> **Exercise aim**
Extract each line containing the string "예수님을".

---------- Supplied material ----------

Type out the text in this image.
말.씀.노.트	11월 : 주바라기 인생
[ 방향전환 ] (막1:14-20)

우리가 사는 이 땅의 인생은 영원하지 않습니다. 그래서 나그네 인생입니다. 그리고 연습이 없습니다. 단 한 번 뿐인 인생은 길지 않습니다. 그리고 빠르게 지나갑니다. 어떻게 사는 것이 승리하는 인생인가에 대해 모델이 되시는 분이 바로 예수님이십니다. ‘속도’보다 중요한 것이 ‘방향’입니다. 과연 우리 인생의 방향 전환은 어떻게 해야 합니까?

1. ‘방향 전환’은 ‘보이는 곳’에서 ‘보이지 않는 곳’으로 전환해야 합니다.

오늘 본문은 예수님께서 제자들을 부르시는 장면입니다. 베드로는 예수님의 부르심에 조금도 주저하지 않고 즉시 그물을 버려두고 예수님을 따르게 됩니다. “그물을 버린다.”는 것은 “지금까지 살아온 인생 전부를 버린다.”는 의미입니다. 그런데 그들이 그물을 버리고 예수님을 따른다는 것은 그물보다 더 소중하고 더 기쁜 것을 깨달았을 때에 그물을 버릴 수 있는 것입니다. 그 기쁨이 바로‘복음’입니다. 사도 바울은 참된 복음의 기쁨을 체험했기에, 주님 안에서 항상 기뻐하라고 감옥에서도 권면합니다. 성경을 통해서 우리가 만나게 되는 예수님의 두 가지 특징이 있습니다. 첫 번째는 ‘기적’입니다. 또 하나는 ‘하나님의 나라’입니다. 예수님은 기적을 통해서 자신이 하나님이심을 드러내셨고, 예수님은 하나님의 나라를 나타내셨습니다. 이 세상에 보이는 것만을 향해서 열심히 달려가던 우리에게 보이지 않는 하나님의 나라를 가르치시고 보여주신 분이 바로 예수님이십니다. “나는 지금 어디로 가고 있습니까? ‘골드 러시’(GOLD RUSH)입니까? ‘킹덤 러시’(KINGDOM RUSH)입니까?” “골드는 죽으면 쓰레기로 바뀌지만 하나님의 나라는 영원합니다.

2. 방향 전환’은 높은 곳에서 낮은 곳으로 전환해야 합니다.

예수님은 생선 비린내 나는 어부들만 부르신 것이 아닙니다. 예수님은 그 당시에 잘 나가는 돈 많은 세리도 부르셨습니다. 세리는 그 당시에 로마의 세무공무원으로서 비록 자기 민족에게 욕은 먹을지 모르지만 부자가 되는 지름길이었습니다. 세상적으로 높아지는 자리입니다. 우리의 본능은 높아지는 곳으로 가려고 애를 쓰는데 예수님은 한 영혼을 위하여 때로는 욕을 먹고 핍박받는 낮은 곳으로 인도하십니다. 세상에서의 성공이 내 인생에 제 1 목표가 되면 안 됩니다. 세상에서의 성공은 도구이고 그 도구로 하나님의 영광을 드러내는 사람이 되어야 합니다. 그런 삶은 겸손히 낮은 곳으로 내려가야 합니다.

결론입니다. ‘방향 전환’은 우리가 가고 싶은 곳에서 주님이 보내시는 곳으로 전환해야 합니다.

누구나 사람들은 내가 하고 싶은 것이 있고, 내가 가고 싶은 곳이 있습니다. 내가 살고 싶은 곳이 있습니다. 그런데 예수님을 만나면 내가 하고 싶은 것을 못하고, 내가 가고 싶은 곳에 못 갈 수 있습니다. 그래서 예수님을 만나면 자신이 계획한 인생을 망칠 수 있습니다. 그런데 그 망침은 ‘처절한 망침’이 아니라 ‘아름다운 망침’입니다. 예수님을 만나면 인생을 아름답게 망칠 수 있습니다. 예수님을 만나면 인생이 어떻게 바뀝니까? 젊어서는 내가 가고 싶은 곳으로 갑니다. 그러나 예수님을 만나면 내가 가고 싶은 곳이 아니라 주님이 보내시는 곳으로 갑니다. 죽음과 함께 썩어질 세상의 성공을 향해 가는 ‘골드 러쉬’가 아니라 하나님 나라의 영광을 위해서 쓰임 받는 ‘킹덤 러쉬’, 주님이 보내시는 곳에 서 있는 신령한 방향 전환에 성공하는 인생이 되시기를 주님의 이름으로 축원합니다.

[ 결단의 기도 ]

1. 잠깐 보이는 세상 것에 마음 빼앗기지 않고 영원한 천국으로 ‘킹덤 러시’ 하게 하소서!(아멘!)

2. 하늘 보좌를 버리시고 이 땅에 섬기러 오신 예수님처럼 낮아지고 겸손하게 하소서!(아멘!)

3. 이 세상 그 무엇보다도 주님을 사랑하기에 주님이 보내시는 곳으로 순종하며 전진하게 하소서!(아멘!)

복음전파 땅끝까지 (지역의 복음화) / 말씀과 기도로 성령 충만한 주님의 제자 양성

----------

> **Output for this exercise**
오늘 본문은 예수님께서 제자들을 부르시는 장면입니다. 베드로는 예수님의 부르심에 조금도 주저하지 않고 즉시 그물을 버려두고 예수님을 따르게 됩니다. “그물을 버린다.”는 것은 “지금까지 살아온 인생 전부를 버린다.”는 의미입니다. 그런데 그들이 그물을 버리고 예수님을 따른다는 것은 그물보다 더 소중하고 더 기쁜 것을 깨달았을 때에 그물을 버릴 수 있는 것입니다. 그 기쁨이 바로‘복음’입니다. 사도 바울은 참된 복음의 기쁨을 체험했기에, 주님 안에서 항상 기뻐하라고 감옥에서도 권면합니다. 성경을 통해서 우리가 만나게 되는 예수님의 두 가지 특징이 있습니다. 첫 번째는 ‘기적’입니다. 또 하나는 ‘하나님의 나라’입니다. 예수님은 기적을 통해서 자신이 하나님이심을 드러내셨고, 예수님은 하나님의 나라를 나타내셨습니다. 이 세상에 보이는 것만을 향해서 열심히 달려가던 우리에게 보이지 않는 하나님의 나라를 가르치시고 보여주신 분이 바로 예수님이십니다. “나는 지금 어디로 가고 있습니까? ‘골드 러시’(GOLD RUSH)입니까? ‘킹덤 러시’(KINGDOM RUSH)입니까?” “골드는 죽으면 쓰레기로 바뀌지만 하나님의 나라는 영원합니다.
누구나 사람들은 내가 하고 싶은 것이 있고, 내가 가고 싶은 곳이 있습니다. 내가 살고 싶은 곳이 있습니다. 그런데 예수님을 만나면 내가 하고 싶은 것을 못하고, 내가 가고 싶은 곳에 못 갈 수 있습니다. 그래서 예수님을 만나면 자신이 계획한 인생을 망칠 수 있습니다. 그런데 그 망침은 ‘처절한 망침’이 아니라 ‘아름다운 망침’입니다. 예수님을 만나면 인생을 아름답게 망칠 수 있습니다. 예수님을 만나면 인생이 어떻게 바뀝니까? 젊어서는 내가 가고 싶은 곳으로 갑니다. 그러나 예수님을 만나면 내가 가고 싶은 곳이 아니라 주님이 보내시는 곳으로 갑니다. 죽음과 함께 썩어질 세상의 성공을 향해 가는 ‘골드 러쉬’가 아니라 하나님 나라의 영광을 위해서 쓰임 받는 ‘킹덤 러쉬’, 주님이 보내시는 곳에 서 있는 신령한 방향 전환에 성공하는 인생이 되시기를 주님의 이름으로 축원합니다.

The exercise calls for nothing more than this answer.